* To do:
Within the listing below, locate all lines containing the word "Prediction". Copy each one.

* Data shown:

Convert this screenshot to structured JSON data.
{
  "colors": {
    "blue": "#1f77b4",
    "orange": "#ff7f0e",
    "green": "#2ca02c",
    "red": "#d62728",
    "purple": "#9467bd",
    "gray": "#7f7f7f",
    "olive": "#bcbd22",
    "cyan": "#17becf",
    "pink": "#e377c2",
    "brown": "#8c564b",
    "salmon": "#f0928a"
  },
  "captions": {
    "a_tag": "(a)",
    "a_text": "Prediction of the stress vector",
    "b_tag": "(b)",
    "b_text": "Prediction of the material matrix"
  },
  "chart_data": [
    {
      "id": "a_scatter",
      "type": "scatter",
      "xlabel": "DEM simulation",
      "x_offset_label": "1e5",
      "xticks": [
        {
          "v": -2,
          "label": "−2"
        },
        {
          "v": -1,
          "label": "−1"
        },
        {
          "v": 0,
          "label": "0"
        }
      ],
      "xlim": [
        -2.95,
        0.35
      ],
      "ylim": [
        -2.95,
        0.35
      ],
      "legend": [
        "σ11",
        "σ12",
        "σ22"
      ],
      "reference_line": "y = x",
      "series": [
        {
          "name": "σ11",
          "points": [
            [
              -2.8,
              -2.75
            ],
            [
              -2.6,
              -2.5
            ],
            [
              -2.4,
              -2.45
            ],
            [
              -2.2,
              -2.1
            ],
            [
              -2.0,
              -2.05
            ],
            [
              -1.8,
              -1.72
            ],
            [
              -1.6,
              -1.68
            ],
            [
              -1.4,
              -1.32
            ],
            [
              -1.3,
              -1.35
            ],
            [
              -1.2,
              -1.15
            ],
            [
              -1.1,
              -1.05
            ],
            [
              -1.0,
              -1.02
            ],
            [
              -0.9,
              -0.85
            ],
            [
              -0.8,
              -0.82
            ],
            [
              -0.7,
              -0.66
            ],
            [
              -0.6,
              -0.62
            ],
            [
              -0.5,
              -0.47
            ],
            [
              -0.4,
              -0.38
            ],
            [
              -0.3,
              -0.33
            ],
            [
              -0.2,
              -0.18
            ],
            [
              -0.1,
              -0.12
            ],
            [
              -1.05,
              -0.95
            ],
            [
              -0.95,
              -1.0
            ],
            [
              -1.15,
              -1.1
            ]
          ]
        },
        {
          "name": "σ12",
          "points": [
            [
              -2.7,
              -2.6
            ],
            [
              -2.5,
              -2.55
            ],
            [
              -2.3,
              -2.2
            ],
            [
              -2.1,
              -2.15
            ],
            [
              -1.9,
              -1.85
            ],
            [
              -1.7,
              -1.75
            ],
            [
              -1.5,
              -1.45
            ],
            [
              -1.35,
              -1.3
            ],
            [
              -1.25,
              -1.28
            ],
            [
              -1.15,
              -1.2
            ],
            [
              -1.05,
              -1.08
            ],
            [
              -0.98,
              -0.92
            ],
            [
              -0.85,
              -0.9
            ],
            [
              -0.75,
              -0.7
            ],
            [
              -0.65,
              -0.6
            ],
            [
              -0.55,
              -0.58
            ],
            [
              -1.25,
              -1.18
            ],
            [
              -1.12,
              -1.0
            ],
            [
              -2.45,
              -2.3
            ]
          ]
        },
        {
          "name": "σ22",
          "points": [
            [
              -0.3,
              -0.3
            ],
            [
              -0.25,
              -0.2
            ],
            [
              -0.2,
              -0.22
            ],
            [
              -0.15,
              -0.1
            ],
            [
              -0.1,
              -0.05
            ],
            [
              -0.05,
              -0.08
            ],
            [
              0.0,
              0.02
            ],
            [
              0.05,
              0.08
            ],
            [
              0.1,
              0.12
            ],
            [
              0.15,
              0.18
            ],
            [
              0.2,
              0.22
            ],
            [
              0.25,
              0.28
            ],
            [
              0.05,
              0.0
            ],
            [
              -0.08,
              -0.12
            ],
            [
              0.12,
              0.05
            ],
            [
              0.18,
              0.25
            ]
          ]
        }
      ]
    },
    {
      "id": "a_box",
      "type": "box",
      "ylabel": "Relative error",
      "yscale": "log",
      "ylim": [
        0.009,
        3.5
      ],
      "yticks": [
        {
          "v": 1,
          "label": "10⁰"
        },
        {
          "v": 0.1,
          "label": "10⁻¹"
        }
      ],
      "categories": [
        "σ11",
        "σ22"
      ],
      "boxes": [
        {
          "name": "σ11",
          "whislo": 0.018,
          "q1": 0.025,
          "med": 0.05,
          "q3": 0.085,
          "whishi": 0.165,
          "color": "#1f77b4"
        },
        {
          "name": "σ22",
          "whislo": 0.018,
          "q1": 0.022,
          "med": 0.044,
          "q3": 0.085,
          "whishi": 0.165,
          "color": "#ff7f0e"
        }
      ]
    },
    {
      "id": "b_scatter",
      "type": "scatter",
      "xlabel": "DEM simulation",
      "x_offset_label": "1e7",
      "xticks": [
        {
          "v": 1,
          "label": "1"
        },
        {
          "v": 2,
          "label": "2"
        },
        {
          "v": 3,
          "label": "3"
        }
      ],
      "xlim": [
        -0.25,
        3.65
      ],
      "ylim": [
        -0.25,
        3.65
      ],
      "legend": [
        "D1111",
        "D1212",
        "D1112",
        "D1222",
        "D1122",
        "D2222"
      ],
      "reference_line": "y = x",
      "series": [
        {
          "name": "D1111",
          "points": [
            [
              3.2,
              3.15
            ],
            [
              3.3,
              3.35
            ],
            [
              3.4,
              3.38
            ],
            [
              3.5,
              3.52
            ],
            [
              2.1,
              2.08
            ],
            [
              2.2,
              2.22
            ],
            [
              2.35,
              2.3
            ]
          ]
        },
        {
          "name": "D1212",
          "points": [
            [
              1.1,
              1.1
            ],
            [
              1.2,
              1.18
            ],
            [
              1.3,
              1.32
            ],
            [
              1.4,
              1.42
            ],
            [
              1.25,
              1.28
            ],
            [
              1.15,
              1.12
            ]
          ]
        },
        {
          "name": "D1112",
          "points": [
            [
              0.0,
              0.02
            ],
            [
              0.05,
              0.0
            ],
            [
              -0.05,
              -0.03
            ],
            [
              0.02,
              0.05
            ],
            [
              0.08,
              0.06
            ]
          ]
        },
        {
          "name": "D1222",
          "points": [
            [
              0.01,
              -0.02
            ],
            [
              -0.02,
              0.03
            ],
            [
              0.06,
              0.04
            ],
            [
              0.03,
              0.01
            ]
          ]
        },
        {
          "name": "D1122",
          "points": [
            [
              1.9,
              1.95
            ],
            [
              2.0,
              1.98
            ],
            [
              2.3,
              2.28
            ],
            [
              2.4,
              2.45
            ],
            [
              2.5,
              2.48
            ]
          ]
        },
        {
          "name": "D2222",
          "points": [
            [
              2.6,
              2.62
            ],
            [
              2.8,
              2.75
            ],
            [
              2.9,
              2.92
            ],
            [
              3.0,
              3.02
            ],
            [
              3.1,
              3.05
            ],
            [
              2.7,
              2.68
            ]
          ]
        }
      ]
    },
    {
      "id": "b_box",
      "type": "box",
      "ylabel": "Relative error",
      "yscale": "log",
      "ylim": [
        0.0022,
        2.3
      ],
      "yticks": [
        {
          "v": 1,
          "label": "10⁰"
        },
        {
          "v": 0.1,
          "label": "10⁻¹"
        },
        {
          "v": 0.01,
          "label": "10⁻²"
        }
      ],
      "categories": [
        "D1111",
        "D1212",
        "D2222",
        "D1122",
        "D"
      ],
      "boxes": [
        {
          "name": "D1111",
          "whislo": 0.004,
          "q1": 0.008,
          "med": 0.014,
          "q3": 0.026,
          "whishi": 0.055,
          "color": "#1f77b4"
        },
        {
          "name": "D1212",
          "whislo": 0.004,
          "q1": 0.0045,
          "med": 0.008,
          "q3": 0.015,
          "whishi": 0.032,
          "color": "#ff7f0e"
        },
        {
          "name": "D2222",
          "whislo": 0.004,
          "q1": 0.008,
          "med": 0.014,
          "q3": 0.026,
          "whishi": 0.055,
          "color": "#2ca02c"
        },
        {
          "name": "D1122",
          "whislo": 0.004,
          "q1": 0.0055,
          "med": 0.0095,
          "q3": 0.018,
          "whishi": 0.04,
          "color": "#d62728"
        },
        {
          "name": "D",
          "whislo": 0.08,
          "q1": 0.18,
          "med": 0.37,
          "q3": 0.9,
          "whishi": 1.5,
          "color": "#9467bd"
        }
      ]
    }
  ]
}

* Task result:
    "a_text": "Prediction of the stress vector",
    "b_text": "Prediction of the material matrix"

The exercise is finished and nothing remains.